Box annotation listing

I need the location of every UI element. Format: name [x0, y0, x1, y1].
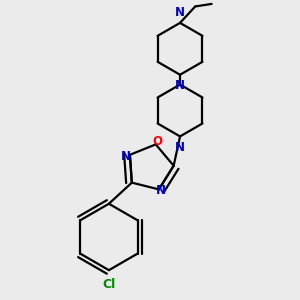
Text: Cl: Cl	[102, 278, 116, 291]
Text: O: O	[152, 135, 162, 148]
Text: N: N	[175, 79, 185, 92]
Text: N: N	[155, 184, 166, 197]
Text: N: N	[121, 150, 131, 163]
Text: N: N	[175, 6, 185, 19]
Text: N: N	[175, 140, 185, 154]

Short problem
Render the whole listing above as a two-column CSV with the columns "request" and "response", one row per request, where each request's text and its answer sit in single quoted fields and line breaks become spaces. Leave out the pictures.

The result
request,response
"I need the location of every UI element. Format: name [x0, y0, x1, y1].","Text: Cl: Cl	[102, 278, 116, 291] Text: O: O	[152, 135, 162, 148] Text: N: N	[175, 79, 185, 92] Text: N: N	[155, 184, 166, 197] Text: N: N	[121, 150, 131, 163] Text: N: N	[175, 6, 185, 19] Text: N: N	[175, 140, 185, 154]"